---------- SOURCE DATA

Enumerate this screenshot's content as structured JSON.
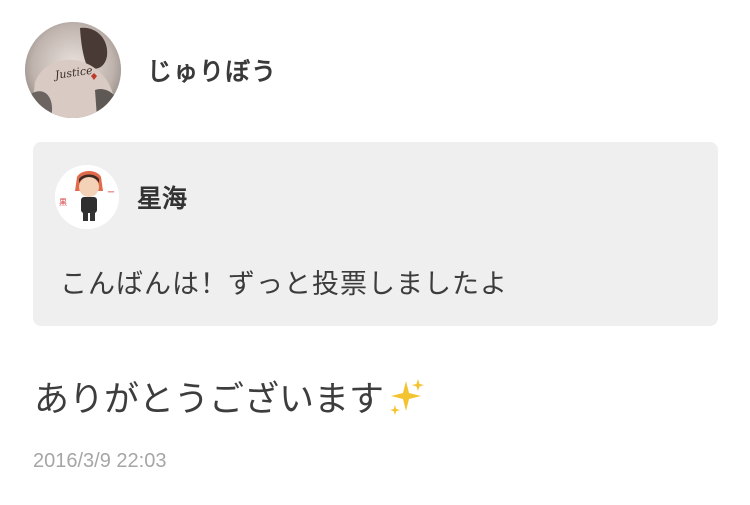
{
  "comment": {
    "author": "じゅりぼう",
    "avatar_icon": "user-avatar-photo",
    "quote": {
      "author": "星海",
      "avatar_icon": "anime-character-avatar",
      "text": "こんばんは！ずっと投票しましたよ"
    },
    "reply_text": "ありがとうございます",
    "reply_emoji": "sparkles-icon",
    "timestamp": "2016/3/9 22:03"
  },
  "colors": {
    "quote_background": "#efefef",
    "timestamp": "#a6a6a6",
    "text": "#333333",
    "sparkle": "#f4c430"
  }
}
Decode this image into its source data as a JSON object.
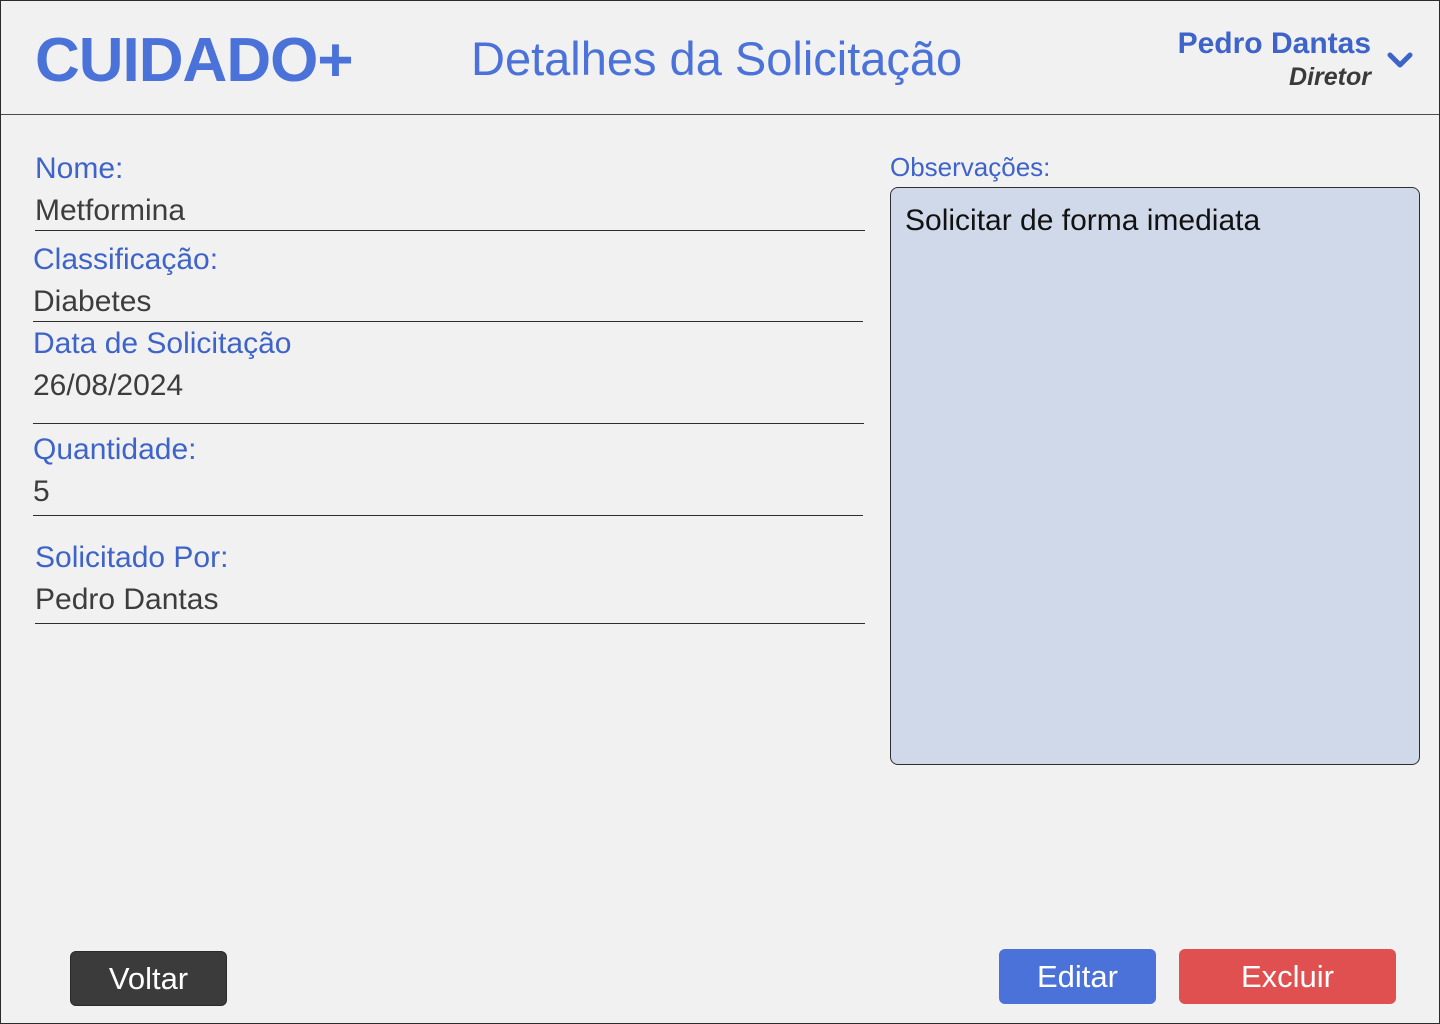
{
  "header": {
    "brand": "CUIDADO+",
    "title": "Detalhes da Solicitação",
    "user": {
      "name": "Pedro Dantas",
      "role": "Diretor",
      "menu_icon": "chevron-down-icon"
    }
  },
  "fields": {
    "nome": {
      "label": "Nome:",
      "value": "Metformina"
    },
    "classificacao": {
      "label": "Classificação:",
      "value": "Diabetes"
    },
    "data_solicitacao": {
      "label": "Data de Solicitação",
      "value": "26/08/2024"
    },
    "quantidade": {
      "label": "Quantidade:",
      "value": "5"
    },
    "solicitado_por": {
      "label": "Solicitado Por:",
      "value": "Pedro Dantas"
    }
  },
  "observacoes": {
    "label": "Observações:",
    "value": "Solicitar de forma imediata"
  },
  "actions": {
    "back_label": "Voltar",
    "edit_label": "Editar",
    "delete_label": "Excluir"
  },
  "colors": {
    "accent": "#4a72d9",
    "danger": "#e05050",
    "dark": "#3b3b3b",
    "notes_bg": "#cfd9ea",
    "background": "#f1f1f1"
  }
}
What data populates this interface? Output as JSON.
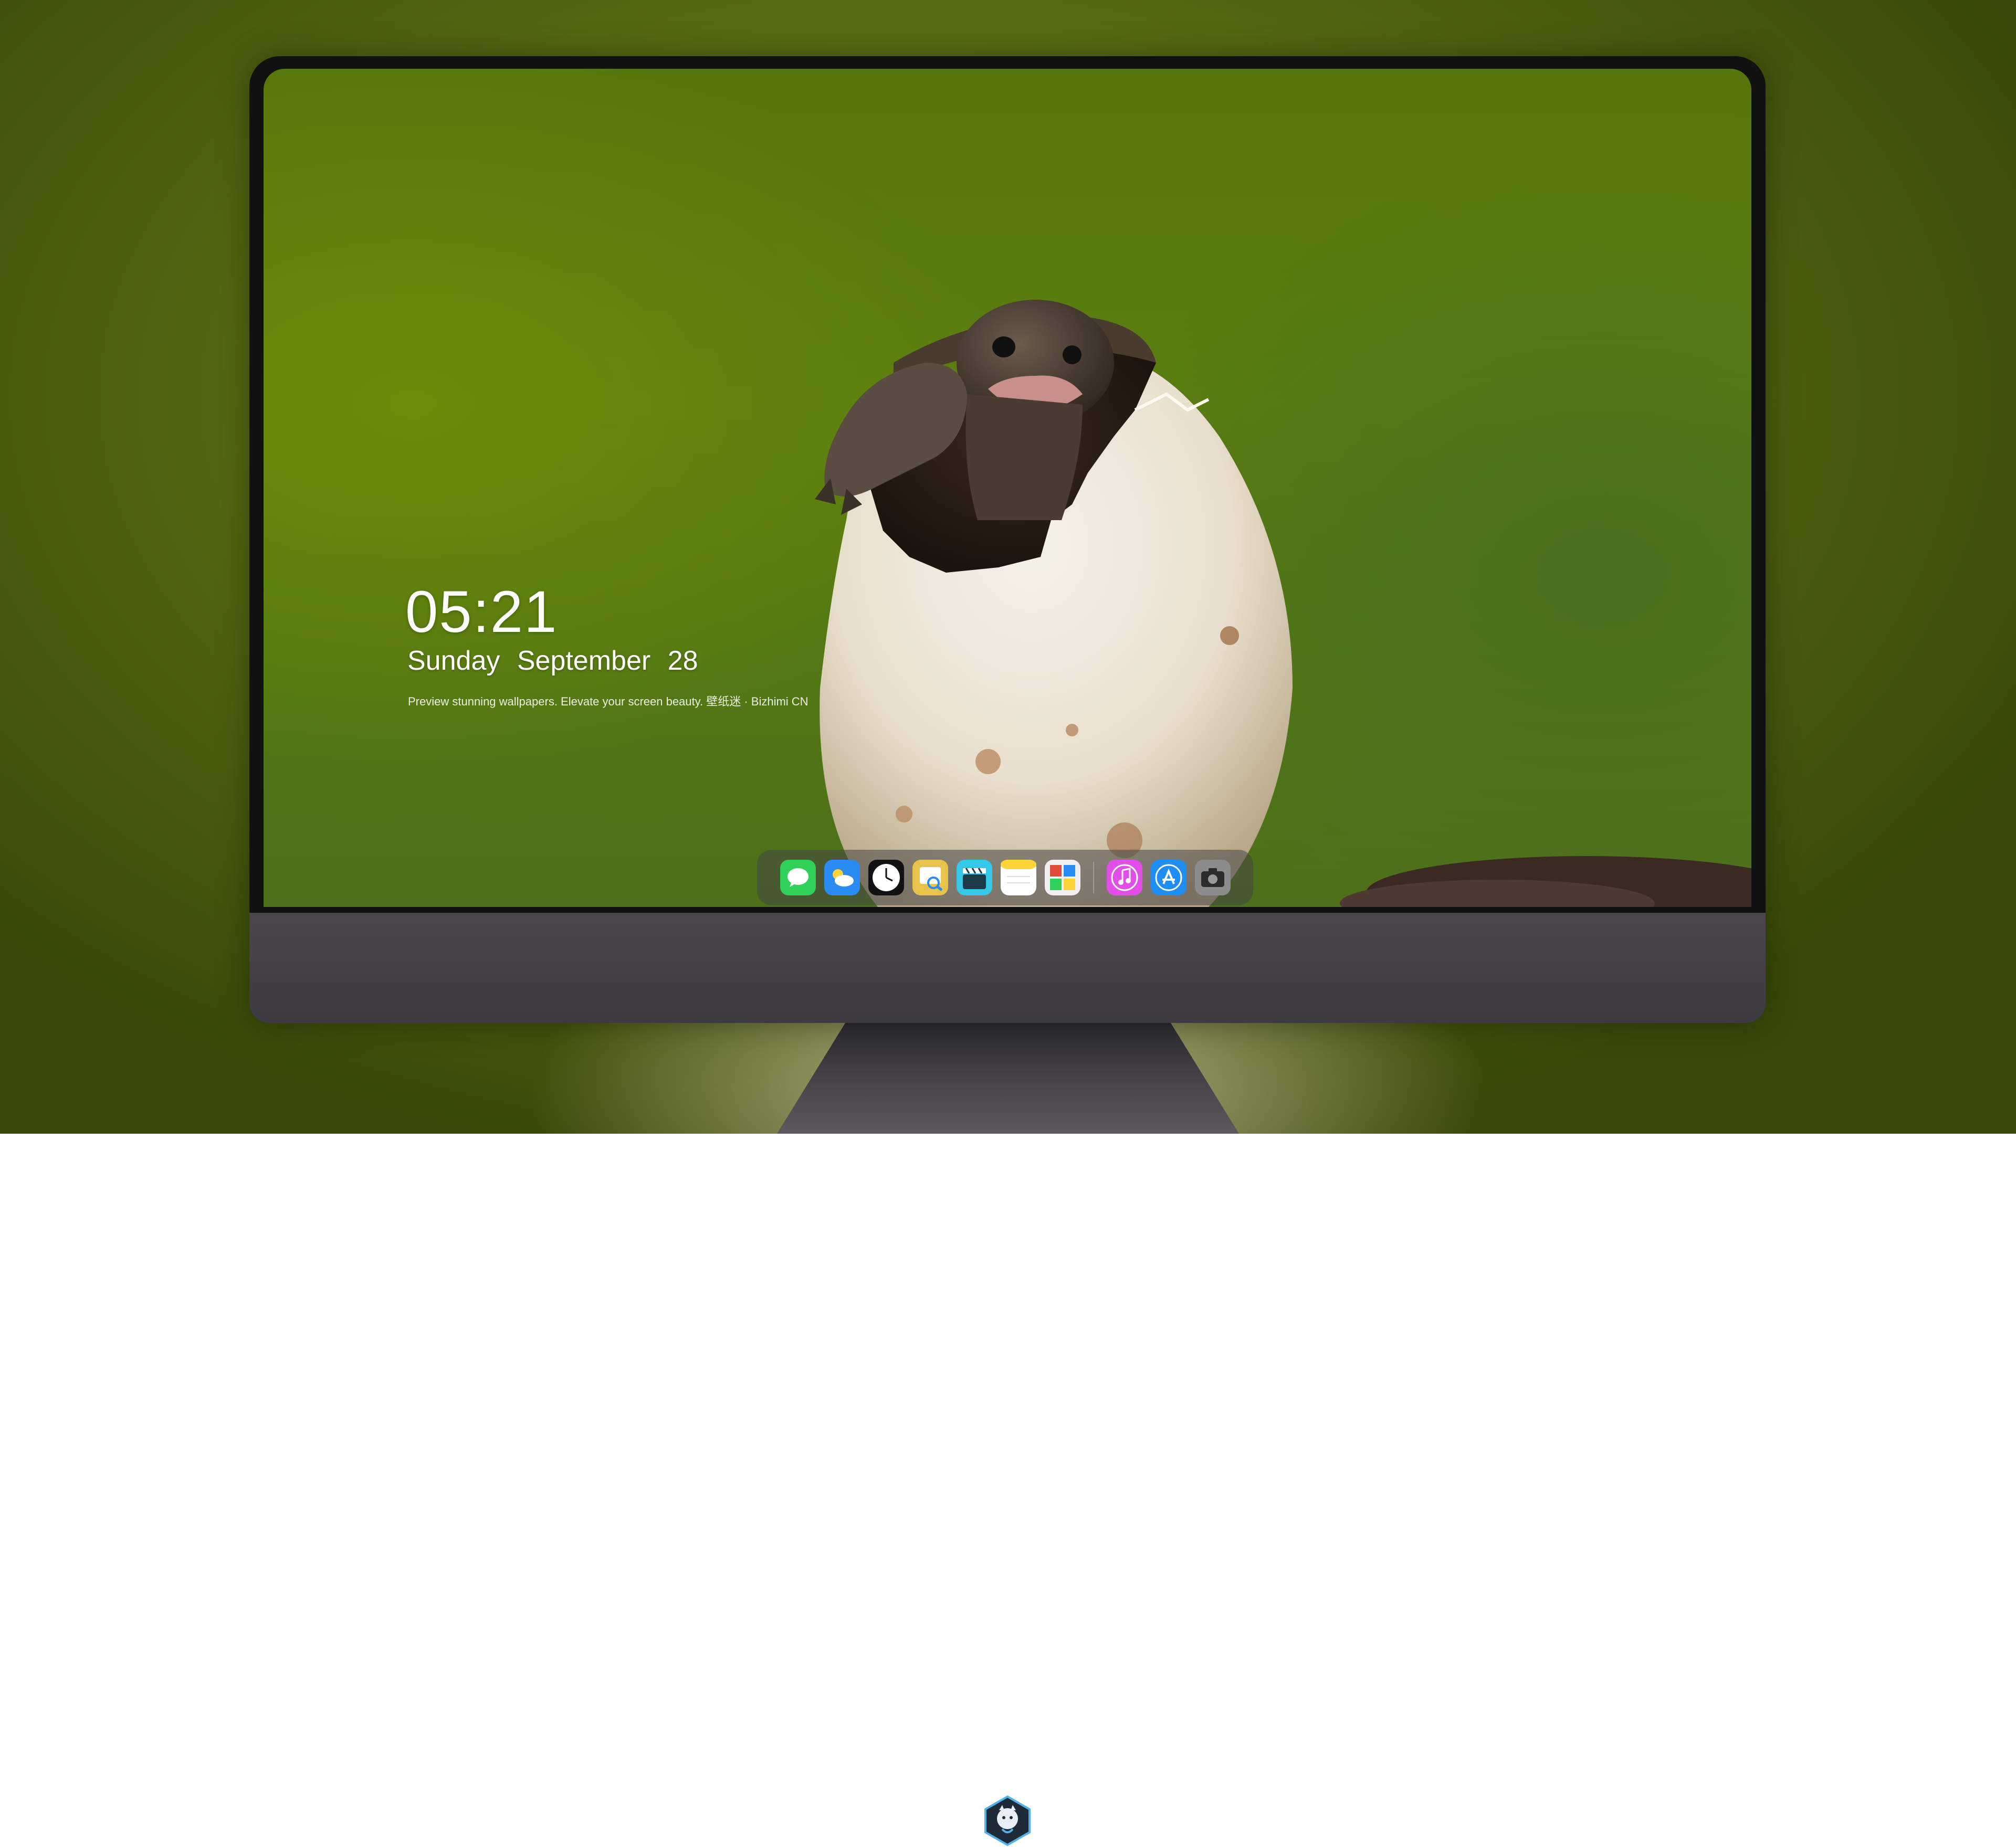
{
  "lockscreen": {
    "time": "05:21",
    "weekday": "Sunday",
    "month": "September",
    "day": "28",
    "tagline": "Preview stunning wallpapers. Elevate your screen beauty. 壁纸迷 · Bizhimi CN"
  },
  "dock": {
    "apps": [
      {
        "name": "Messages",
        "icon": "messages-icon",
        "color": "#2fd158"
      },
      {
        "name": "Weather",
        "icon": "weather-icon",
        "color": "#2a8cf2"
      },
      {
        "name": "Clock",
        "icon": "clock-icon",
        "color": "#111111"
      },
      {
        "name": "Preview",
        "icon": "preview-icon",
        "color": "#e8c24a"
      },
      {
        "name": "Clips",
        "icon": "clapperboard-icon",
        "color": "#35c7e8"
      },
      {
        "name": "Notes",
        "icon": "notes-icon",
        "color": "#ffd43b"
      },
      {
        "name": "Photo Booth",
        "icon": "photo-booth-icon",
        "color": "#f0f0f0"
      },
      {
        "name": "iTunes",
        "icon": "music-icon",
        "color": "#e24ee8"
      },
      {
        "name": "App Store",
        "icon": "app-store-icon",
        "color": "#1e8ef5"
      },
      {
        "name": "Screenshot",
        "icon": "camera-icon",
        "color": "#8c8c8c"
      }
    ]
  },
  "colors": {
    "background": "#56760c",
    "monitor_chin": "#46424a",
    "text": "#ffffff"
  }
}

--------------------

Copy, from the material above, each line in which the string "Dantas" occurs.

RESULT OF THIS TASK –
      "name": "Pedro Dantas",
      "value": "Pedro Dantas"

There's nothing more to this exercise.